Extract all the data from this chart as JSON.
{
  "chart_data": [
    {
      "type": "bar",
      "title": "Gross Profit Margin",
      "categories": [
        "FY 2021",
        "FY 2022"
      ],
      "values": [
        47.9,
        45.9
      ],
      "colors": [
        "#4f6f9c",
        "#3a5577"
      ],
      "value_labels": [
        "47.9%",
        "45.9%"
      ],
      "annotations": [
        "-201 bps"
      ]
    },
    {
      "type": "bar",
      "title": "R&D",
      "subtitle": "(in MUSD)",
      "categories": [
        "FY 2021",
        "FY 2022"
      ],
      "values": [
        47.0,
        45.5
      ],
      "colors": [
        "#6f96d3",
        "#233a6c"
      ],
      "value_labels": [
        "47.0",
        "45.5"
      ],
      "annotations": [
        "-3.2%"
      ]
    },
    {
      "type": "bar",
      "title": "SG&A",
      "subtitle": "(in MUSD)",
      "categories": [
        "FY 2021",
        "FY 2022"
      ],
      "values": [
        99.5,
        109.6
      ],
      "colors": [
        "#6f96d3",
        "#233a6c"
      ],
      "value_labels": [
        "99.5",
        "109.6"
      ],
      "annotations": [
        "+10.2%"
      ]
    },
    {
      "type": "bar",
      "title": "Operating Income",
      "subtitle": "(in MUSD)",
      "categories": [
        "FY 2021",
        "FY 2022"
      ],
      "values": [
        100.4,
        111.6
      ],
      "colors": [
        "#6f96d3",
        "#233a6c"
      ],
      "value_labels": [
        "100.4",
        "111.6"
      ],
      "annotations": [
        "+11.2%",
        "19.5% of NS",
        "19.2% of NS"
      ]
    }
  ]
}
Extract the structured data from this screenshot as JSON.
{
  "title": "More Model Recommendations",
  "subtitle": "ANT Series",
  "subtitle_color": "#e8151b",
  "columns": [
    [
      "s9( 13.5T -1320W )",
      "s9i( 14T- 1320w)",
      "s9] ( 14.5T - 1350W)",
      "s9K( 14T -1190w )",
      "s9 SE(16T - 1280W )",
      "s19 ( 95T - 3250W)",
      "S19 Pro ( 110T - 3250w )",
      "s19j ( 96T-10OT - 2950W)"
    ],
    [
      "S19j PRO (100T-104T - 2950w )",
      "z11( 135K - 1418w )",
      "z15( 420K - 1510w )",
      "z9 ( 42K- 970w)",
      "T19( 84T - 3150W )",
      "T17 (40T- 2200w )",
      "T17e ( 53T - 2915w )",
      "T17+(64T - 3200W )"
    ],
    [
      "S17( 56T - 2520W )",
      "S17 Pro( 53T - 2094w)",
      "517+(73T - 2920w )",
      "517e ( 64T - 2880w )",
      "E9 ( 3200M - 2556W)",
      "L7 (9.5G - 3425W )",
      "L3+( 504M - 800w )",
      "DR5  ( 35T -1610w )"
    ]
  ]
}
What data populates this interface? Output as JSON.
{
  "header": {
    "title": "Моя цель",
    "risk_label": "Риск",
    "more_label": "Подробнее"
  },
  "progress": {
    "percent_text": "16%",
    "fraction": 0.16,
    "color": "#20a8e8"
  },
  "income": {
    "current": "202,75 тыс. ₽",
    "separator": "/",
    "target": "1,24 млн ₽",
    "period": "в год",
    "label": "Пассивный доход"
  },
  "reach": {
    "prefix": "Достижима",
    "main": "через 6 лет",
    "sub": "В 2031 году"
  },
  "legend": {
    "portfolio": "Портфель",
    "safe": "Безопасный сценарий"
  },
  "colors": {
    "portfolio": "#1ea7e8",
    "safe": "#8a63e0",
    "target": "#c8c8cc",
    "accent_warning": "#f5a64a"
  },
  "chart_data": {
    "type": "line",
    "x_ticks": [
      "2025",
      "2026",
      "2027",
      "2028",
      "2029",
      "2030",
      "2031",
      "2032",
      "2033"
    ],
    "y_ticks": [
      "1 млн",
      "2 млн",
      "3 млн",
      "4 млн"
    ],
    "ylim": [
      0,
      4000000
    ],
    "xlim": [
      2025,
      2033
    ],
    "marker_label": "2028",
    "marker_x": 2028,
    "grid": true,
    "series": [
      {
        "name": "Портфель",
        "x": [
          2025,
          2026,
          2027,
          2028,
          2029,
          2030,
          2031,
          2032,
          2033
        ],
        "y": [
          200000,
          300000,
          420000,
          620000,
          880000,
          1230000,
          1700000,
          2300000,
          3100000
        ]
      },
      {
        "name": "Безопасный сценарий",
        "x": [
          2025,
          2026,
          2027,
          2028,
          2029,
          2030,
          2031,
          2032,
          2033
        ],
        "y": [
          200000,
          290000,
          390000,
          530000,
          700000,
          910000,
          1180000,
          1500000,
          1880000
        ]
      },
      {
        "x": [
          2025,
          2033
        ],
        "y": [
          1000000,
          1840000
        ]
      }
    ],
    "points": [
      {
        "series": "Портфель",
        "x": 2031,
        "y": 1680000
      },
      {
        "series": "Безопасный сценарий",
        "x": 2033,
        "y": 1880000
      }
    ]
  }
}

▬▬▬

### PROBLEM DETAILS:
Pull out all lines in the data above that include "this".

### RESPONSE:
Extract all the data from this chart as JSON.
Extract the structured data from this screenshot as JSON.
What data populates this interface? Output as JSON.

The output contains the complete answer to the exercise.